▶ **Description of the task**: Go through each line of the records below and count those with the word "this". Give only the count.
--- Start Recorded information ---
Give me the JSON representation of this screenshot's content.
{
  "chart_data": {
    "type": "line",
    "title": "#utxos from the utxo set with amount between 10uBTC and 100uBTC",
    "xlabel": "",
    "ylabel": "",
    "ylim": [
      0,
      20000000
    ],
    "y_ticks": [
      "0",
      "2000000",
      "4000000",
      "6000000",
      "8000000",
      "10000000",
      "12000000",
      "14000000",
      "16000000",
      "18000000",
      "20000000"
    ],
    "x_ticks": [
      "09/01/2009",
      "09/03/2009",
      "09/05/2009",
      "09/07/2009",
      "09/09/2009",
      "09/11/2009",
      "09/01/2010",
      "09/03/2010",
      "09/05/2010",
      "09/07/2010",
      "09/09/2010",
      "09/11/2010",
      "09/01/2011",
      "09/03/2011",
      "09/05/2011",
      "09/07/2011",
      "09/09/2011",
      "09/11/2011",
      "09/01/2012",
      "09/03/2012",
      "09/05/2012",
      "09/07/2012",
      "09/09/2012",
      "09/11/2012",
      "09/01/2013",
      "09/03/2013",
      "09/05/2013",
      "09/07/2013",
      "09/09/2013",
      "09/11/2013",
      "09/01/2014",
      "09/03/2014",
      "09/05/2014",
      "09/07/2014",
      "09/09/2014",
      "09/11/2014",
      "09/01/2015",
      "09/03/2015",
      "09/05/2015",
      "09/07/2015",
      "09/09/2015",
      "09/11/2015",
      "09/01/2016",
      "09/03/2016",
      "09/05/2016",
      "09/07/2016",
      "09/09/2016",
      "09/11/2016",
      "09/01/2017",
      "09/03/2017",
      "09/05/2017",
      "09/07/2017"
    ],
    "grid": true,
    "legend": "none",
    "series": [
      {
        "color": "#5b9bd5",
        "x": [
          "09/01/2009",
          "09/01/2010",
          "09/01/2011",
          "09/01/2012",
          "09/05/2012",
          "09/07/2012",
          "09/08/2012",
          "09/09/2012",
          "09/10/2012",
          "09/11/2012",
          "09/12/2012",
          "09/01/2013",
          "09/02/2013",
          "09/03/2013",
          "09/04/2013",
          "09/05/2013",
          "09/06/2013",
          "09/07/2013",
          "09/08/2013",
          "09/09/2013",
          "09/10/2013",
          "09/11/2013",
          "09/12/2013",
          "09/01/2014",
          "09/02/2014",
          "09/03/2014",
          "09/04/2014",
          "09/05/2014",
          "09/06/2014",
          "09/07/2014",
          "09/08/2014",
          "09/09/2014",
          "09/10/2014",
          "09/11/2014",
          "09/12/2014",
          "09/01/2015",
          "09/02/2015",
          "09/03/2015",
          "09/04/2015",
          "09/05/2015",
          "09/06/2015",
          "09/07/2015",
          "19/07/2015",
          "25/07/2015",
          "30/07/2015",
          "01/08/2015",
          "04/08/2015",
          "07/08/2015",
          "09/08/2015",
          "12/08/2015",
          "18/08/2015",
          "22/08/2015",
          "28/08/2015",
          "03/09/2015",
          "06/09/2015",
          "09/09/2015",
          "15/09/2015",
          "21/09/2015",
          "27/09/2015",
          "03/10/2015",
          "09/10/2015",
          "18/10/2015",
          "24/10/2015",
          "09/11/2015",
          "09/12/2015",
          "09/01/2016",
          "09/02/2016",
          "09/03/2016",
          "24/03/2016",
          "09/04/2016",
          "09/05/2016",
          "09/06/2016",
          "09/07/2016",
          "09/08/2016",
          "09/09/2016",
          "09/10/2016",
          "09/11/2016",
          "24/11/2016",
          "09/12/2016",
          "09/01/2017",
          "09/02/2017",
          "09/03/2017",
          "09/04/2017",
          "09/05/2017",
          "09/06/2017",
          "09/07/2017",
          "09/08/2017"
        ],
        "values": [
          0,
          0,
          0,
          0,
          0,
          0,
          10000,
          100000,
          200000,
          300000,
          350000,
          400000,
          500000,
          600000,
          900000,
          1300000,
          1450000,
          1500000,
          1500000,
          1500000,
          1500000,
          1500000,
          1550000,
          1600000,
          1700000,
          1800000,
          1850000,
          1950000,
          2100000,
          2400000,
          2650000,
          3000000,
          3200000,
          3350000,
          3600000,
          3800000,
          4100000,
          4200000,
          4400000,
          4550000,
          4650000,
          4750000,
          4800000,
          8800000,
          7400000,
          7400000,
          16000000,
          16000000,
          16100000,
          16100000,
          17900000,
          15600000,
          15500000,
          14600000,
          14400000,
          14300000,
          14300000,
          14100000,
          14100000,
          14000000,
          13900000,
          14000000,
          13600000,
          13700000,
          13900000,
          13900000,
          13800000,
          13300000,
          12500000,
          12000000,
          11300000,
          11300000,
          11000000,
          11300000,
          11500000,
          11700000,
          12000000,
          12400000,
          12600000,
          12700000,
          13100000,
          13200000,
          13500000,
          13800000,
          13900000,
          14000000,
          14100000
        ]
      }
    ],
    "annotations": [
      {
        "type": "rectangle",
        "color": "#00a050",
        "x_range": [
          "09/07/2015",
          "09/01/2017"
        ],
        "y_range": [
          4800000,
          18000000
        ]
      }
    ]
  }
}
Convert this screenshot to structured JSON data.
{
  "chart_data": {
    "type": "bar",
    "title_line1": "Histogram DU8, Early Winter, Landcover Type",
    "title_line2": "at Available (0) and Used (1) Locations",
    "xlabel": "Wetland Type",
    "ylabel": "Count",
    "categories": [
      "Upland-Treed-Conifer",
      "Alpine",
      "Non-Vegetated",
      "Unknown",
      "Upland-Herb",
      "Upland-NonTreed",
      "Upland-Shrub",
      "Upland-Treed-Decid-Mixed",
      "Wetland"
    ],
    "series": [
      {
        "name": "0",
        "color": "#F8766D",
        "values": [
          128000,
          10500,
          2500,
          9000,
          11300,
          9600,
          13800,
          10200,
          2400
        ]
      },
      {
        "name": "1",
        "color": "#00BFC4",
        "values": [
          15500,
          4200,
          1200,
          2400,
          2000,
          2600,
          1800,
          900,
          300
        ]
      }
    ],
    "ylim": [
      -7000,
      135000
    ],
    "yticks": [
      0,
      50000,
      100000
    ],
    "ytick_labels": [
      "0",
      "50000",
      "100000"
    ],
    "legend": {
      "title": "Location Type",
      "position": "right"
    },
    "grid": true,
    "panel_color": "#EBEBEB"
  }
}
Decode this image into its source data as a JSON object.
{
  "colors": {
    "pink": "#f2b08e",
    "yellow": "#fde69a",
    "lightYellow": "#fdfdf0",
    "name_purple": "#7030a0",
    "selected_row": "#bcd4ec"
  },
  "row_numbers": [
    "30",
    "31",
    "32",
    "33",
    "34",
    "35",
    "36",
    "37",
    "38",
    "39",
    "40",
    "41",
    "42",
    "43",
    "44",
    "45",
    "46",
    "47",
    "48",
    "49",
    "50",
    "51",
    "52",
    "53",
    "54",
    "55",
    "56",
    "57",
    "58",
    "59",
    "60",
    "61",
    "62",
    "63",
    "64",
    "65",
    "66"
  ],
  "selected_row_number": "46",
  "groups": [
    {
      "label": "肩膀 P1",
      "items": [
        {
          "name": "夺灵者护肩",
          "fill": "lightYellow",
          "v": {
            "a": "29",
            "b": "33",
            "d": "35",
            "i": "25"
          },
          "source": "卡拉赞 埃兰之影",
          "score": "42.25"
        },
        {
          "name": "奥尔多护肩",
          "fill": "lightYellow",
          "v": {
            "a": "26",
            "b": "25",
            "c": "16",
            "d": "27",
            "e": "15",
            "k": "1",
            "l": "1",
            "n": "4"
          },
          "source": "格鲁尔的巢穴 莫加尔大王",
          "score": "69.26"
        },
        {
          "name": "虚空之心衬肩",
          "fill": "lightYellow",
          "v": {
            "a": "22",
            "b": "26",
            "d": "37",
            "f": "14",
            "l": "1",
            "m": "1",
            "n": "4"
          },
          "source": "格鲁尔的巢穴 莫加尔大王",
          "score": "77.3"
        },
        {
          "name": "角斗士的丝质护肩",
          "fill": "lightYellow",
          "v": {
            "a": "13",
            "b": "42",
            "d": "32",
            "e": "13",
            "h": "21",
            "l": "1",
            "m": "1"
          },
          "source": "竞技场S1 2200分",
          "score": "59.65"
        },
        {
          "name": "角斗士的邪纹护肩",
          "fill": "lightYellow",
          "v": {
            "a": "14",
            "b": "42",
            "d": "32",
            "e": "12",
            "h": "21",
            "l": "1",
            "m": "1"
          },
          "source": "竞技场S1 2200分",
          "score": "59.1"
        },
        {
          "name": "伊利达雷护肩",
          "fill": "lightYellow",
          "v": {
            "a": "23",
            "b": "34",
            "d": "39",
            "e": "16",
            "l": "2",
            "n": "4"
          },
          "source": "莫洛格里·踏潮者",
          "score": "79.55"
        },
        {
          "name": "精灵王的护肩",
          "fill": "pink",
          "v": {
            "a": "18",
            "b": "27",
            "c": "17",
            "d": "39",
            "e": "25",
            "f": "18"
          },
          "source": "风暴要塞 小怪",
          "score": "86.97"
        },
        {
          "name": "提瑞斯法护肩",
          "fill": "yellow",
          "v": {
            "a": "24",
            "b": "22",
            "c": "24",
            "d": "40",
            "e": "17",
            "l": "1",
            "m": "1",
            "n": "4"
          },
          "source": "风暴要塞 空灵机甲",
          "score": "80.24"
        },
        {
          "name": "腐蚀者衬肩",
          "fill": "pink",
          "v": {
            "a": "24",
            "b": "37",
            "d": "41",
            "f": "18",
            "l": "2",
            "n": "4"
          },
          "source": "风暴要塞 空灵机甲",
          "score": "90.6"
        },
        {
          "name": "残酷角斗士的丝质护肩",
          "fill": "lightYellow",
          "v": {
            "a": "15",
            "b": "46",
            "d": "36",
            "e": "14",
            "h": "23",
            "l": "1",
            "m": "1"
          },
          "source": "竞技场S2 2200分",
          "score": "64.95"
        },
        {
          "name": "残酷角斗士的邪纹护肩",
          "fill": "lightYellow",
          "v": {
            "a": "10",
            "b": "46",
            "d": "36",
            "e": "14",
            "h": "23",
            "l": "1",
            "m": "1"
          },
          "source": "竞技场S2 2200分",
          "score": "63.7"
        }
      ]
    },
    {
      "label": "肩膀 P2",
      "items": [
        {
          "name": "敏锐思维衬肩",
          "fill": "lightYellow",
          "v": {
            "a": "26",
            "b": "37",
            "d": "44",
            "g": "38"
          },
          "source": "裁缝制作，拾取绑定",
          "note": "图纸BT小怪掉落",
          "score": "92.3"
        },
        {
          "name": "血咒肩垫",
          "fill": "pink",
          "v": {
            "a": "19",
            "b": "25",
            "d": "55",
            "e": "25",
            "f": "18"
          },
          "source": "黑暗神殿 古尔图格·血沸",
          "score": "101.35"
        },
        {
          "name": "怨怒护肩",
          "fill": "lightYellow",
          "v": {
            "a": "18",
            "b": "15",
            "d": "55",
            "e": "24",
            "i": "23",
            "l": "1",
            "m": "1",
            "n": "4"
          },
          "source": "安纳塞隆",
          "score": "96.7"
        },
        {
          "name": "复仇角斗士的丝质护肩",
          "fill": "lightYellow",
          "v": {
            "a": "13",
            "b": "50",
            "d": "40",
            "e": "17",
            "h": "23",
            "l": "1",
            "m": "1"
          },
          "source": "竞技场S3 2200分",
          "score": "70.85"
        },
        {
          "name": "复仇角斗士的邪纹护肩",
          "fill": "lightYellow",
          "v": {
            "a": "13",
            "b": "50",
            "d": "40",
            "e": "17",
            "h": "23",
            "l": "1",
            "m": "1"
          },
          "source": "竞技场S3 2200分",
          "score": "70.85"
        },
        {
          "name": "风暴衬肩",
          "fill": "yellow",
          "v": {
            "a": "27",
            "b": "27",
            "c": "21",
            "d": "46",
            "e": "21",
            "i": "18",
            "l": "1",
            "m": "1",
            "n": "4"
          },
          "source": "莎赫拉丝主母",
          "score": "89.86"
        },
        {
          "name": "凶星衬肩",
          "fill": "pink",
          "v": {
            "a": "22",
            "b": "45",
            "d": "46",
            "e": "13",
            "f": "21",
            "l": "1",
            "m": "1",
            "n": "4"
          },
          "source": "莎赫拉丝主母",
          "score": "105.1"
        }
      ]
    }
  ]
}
--- End Recorded information ---
▶ **Answer for the task**: 3